#### [GOAL OF THE EXERCISE]
All of the data below is to be output without alteration.

#### [GIVEN RECORDS]

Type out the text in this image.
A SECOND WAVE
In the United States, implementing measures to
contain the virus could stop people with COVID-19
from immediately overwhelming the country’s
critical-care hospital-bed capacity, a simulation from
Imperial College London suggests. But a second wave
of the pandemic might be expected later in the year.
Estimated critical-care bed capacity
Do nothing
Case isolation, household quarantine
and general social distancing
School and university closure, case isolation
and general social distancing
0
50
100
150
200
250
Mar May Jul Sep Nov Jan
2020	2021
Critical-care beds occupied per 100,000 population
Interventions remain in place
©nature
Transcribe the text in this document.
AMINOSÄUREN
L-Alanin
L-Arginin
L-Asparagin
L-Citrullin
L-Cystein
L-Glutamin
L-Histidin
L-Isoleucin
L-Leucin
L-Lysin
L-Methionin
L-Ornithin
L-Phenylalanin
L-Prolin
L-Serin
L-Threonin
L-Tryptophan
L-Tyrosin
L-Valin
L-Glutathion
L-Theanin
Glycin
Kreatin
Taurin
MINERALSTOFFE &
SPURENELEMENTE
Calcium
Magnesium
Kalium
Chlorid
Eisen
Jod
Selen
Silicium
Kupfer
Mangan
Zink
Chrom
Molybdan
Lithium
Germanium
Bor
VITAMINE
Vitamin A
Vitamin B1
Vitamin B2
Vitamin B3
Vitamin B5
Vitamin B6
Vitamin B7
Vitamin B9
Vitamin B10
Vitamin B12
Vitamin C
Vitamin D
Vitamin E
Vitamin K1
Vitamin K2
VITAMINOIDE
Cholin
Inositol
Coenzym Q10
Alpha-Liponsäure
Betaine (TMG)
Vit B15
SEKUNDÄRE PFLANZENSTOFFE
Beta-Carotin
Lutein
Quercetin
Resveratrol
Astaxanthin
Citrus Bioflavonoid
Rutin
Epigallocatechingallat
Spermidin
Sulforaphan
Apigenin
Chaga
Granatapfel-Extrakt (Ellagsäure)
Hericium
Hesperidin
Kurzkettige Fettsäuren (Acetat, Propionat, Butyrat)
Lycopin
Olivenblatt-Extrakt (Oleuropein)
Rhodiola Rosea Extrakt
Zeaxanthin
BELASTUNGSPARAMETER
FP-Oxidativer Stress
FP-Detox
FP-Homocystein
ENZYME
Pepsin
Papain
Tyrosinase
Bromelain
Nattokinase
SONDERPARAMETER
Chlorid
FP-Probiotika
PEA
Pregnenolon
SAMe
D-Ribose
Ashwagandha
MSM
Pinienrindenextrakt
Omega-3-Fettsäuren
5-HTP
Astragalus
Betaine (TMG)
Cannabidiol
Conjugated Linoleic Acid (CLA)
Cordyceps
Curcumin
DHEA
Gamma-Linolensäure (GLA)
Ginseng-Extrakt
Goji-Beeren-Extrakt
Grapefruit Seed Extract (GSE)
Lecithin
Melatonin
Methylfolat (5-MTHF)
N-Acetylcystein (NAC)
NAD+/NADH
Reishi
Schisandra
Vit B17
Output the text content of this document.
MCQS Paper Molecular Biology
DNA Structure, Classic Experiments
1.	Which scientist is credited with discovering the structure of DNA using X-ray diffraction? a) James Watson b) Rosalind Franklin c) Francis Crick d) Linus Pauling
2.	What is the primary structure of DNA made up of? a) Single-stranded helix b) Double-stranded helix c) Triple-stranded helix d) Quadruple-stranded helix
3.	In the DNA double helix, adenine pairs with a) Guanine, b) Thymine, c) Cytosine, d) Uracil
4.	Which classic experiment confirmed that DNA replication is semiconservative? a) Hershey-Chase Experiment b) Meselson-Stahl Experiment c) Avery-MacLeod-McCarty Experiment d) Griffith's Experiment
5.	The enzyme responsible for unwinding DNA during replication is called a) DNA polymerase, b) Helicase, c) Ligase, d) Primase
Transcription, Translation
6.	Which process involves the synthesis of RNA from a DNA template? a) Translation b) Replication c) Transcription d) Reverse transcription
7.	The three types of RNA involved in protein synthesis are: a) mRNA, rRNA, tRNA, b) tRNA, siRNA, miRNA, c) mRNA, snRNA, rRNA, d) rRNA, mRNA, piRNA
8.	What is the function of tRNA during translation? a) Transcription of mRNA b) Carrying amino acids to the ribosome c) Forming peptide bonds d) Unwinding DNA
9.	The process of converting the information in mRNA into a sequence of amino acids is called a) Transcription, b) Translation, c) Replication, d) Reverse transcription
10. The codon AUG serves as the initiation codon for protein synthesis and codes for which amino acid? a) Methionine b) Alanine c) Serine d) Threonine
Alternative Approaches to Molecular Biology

#### [OUTPUT FOR THIS TASK]
Type out the text in this image.
A SECOND WAVE
In the United States, implementing measures to
contain the virus could stop people with COVID-19
from immediately overwhelming the country’s
critical-care hospital-bed capacity, a simulation from
Imperial College London suggests. But a second wave
of the pandemic might be expected later in the year.
Estimated critical-care bed capacity
Do nothing
Case isolation, household quarantine
and general social distancing
School and university closure, case isolation
and general social distancing
0
50
100
150
200
250
Mar May Jul Sep Nov Jan
2020	2021
Critical-care beds occupied per 100,000 population
Interventions remain in place
©nature
Transcribe the text in this document.
AMINOSÄUREN
L-Alanin
L-Arginin
L-Asparagin
L-Citrullin
L-Cystein
L-Glutamin
L-Histidin
L-Isoleucin
L-Leucin
L-Lysin
L-Methionin
L-Ornithin
L-Phenylalanin
L-Prolin
L-Serin
L-Threonin
L-Tryptophan
L-Tyrosin
L-Valin
L-Glutathion
L-Theanin
Glycin
Kreatin
Taurin
MINERALSTOFFE &
SPURENELEMENTE
Calcium
Magnesium
Kalium
Chlorid
Eisen
Jod
Selen
Silicium
Kupfer
Mangan
Zink
Chrom
Molybdan
Lithium
Germanium
Bor
VITAMINE
Vitamin A
Vitamin B1
Vitamin B2
Vitamin B3
Vitamin B5
Vitamin B6
Vitamin B7
Vitamin B9
Vitamin B10
Vitamin B12
Vitamin C
Vitamin D
Vitamin E
Vitamin K1
Vitamin K2
VITAMINOIDE
Cholin
Inositol
Coenzym Q10
Alpha-Liponsäure
Betaine (TMG)
Vit B15
SEKUNDÄRE PFLANZENSTOFFE
Beta-Carotin
Lutein
Quercetin
Resveratrol
Astaxanthin
Citrus Bioflavonoid
Rutin
Epigallocatechingallat
Spermidin
Sulforaphan
Apigenin
Chaga
Granatapfel-Extrakt (Ellagsäure)
Hericium
Hesperidin
Kurzkettige Fettsäuren (Acetat, Propionat, Butyrat)
Lycopin
Olivenblatt-Extrakt (Oleuropein)
Rhodiola Rosea Extrakt
Zeaxanthin
BELASTUNGSPARAMETER
FP-Oxidativer Stress
FP-Detox
FP-Homocystein
ENZYME
Pepsin
Papain
Tyrosinase
Bromelain
Nattokinase
SONDERPARAMETER
Chlorid
FP-Probiotika
PEA
Pregnenolon
SAMe
D-Ribose
Ashwagandha
MSM
Pinienrindenextrakt
Omega-3-Fettsäuren
5-HTP
Astragalus
Betaine (TMG)
Cannabidiol
Conjugated Linoleic Acid (CLA)
Cordyceps
Curcumin
DHEA
Gamma-Linolensäure (GLA)
Ginseng-Extrakt
Goji-Beeren-Extrakt
Grapefruit Seed Extract (GSE)
Lecithin
Melatonin
Methylfolat (5-MTHF)
N-Acetylcystein (NAC)
NAD+/NADH
Reishi
Schisandra
Vit B17
Output the text content of this document.
MCQS Paper Molecular Biology
DNA Structure, Classic Experiments
1.	Which scientist is credited with discovering the structure of DNA using X-ray diffraction? a) James Watson b) Rosalind Franklin c) Francis Crick d) Linus Pauling
2.	What is the primary structure of DNA made up of? a) Single-stranded helix b) Double-stranded helix c) Triple-stranded helix d) Quadruple-stranded helix
3.	In the DNA double helix, adenine pairs with a) Guanine, b) Thymine, c) Cytosine, d) Uracil
4.	Which classic experiment confirmed that DNA replication is semiconservative? a) Hershey-Chase Experiment b) Meselson-Stahl Experiment c) Avery-MacLeod-McCarty Experiment d) Griffith's Experiment
5.	The enzyme responsible for unwinding DNA during replication is called a) DNA polymerase, b) Helicase, c) Ligase, d) Primase
Transcription, Translation
6.	Which process involves the synthesis of RNA from a DNA template? a) Translation b) Replication c) Transcription d) Reverse transcription
7.	The three types of RNA involved in protein synthesis are: a) mRNA, rRNA, tRNA, b) tRNA, siRNA, miRNA, c) mRNA, snRNA, rRNA, d) rRNA, mRNA, piRNA
8.	What is the function of tRNA during translation? a) Transcription of mRNA b) Carrying amino acids to the ribosome c) Forming peptide bonds d) Unwinding DNA
9.	The process of converting the information in mRNA into a sequence of amino acids is called a) Transcription, b) Translation, c) Replication, d) Reverse transcription
10. The codon AUG serves as the initiation codon for protein synthesis and codes for which amino acid? a) Methionine b) Alanine c) Serine d) Threonine
Alternative Approaches to Molecular Biology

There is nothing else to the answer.